**Exercise objective**
Show all lines that include the string "依据所学可知"; copy each one.
--- START Entries ---
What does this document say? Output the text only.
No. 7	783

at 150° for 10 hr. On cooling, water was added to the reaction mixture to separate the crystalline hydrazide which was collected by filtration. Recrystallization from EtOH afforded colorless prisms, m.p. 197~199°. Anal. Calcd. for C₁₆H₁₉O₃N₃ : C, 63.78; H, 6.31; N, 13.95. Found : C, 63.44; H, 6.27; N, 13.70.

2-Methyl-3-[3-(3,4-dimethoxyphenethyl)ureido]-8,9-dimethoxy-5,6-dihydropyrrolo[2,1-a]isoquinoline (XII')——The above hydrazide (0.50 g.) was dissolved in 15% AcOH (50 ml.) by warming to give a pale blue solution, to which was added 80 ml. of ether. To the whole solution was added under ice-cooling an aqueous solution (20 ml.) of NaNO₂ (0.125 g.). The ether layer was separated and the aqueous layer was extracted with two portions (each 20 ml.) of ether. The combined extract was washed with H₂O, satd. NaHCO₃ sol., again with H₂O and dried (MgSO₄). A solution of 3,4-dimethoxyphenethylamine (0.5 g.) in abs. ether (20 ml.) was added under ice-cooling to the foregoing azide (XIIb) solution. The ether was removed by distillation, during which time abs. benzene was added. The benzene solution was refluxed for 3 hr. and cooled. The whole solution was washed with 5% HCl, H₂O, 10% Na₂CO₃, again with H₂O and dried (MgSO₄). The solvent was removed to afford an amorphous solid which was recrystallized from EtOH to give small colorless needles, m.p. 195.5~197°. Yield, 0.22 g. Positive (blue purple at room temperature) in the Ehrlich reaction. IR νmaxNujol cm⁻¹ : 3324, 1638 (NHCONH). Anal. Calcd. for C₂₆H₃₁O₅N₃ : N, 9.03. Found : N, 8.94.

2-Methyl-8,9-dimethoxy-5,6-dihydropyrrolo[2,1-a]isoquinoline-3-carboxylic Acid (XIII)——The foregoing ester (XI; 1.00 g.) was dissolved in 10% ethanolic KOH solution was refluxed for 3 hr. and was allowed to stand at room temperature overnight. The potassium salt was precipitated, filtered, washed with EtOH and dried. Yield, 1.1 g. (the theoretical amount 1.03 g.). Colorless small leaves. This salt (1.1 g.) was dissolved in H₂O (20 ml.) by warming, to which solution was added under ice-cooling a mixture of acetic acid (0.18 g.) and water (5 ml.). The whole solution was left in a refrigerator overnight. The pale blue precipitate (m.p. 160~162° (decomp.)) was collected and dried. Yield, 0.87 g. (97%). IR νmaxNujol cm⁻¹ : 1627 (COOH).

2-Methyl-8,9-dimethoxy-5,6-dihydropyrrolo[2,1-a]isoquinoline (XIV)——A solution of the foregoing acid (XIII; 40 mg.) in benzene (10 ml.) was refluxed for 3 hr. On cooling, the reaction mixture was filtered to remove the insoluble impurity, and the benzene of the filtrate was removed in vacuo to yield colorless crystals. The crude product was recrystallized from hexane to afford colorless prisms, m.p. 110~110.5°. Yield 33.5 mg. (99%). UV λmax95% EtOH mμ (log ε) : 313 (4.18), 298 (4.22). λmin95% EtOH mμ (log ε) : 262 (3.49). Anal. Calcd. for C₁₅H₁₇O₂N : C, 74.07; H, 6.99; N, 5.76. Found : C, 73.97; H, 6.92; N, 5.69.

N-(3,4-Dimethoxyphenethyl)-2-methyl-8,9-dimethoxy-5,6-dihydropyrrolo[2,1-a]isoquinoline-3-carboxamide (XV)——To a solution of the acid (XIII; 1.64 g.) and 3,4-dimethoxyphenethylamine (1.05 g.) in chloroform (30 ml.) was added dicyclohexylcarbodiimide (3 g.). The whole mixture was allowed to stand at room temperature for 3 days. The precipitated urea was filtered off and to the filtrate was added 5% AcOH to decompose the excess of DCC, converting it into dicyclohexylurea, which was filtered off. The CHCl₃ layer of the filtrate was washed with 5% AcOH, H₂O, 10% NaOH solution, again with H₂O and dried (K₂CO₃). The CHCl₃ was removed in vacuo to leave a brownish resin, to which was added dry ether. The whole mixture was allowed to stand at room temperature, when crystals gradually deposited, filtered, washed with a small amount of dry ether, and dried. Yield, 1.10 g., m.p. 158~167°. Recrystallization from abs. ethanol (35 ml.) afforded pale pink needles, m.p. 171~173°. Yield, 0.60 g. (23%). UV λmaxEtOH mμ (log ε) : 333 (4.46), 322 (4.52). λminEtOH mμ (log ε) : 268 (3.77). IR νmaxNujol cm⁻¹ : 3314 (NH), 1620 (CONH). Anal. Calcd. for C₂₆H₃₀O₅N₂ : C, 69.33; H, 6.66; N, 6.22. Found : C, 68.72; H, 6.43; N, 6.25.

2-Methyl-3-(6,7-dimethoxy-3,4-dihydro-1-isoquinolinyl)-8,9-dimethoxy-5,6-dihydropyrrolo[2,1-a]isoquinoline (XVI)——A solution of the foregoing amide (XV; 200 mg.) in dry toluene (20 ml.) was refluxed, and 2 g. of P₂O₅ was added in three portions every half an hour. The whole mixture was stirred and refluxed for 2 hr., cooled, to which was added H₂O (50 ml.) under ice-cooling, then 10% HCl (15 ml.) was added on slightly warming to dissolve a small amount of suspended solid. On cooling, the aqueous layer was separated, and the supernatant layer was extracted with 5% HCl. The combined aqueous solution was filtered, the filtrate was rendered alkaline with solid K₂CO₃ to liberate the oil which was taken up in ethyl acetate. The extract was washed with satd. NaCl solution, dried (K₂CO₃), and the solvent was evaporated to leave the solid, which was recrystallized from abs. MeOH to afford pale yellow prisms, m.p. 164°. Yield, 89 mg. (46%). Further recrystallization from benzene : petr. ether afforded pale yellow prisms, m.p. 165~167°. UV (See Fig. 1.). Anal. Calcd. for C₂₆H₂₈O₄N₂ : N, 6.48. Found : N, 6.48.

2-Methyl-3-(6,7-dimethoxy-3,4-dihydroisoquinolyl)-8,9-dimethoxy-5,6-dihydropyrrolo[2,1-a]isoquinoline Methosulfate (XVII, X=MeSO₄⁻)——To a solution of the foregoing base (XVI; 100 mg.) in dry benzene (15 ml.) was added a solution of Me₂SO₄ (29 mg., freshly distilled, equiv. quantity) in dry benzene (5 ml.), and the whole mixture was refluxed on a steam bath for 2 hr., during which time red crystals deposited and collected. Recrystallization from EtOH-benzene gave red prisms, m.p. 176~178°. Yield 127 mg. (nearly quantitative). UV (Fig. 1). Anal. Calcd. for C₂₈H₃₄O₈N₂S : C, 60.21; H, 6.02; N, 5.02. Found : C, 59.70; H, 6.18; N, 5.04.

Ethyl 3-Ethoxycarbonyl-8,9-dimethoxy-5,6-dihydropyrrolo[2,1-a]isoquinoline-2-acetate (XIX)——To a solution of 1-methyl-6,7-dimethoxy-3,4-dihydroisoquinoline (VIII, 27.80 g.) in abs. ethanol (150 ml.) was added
--- END Entries ---
--- START Entries ---
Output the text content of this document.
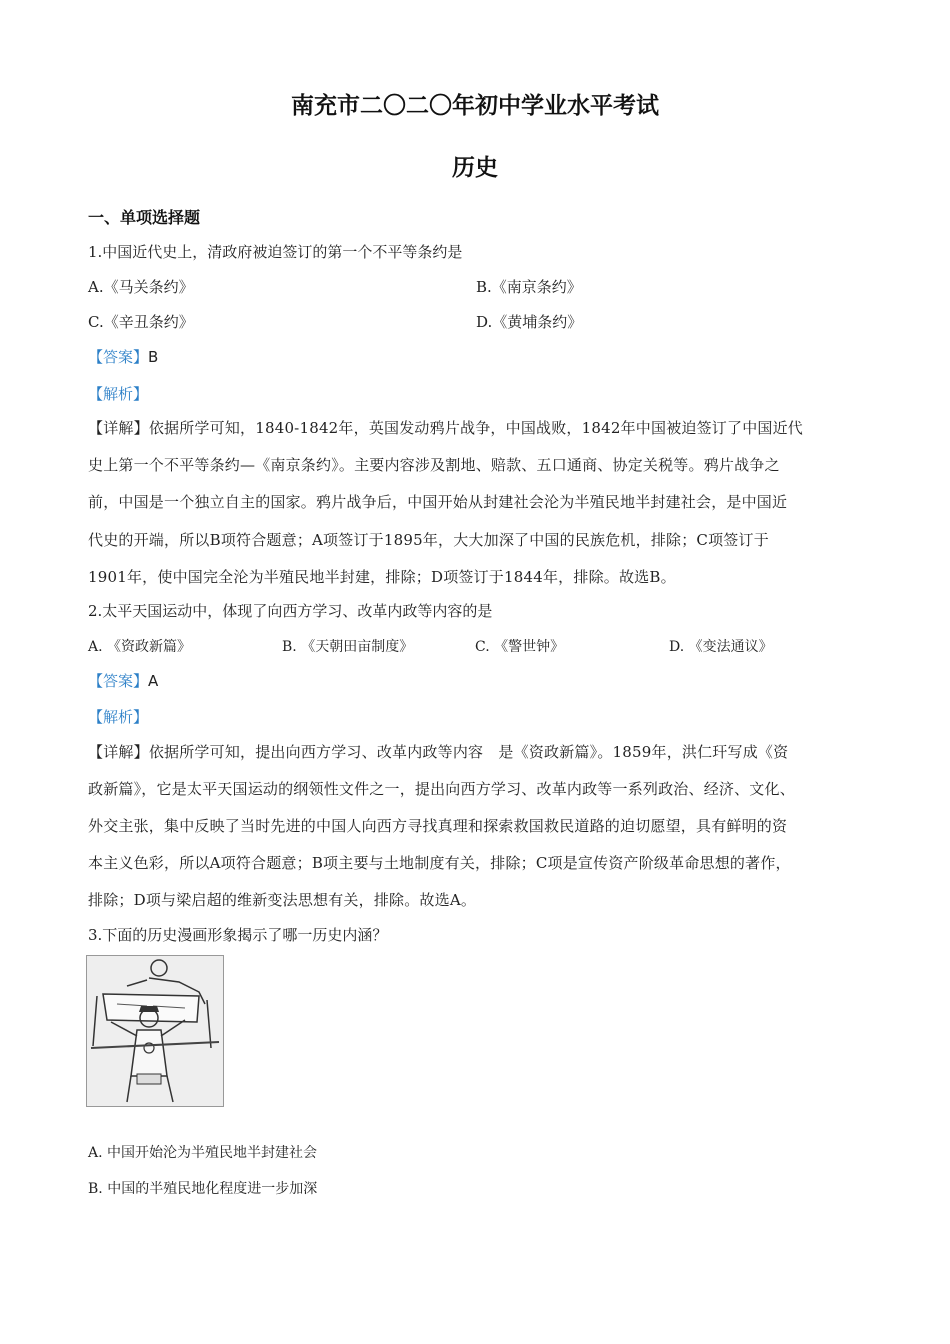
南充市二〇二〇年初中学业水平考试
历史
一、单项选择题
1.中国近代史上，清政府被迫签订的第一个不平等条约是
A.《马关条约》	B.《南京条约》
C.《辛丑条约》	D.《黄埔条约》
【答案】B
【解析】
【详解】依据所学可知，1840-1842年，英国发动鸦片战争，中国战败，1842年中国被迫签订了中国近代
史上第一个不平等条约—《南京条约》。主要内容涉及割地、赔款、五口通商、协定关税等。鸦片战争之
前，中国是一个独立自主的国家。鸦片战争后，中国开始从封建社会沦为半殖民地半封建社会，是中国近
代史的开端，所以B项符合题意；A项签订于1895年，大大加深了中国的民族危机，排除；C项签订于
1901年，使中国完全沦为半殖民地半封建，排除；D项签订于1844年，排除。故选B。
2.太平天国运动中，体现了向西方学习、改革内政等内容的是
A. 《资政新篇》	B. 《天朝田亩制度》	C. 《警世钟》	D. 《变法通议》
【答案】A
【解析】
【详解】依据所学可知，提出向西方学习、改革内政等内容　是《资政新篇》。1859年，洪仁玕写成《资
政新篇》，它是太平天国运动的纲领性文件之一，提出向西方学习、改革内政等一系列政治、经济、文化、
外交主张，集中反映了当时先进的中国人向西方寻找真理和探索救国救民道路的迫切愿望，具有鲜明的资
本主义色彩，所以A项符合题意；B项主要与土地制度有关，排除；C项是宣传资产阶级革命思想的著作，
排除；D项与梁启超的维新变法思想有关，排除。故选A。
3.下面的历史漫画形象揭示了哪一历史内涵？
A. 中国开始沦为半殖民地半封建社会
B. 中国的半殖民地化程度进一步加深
--- END Entries ---
**Exercise answer**
【详解】依据所学可知，1840-1842年，英国发动鸦片战争，中国战败，1842年中国被迫签订了中国近代
【详解】依据所学可知，提出向西方学习、改革内政等内容　是《资政新篇》。1859年，洪仁玕写成《资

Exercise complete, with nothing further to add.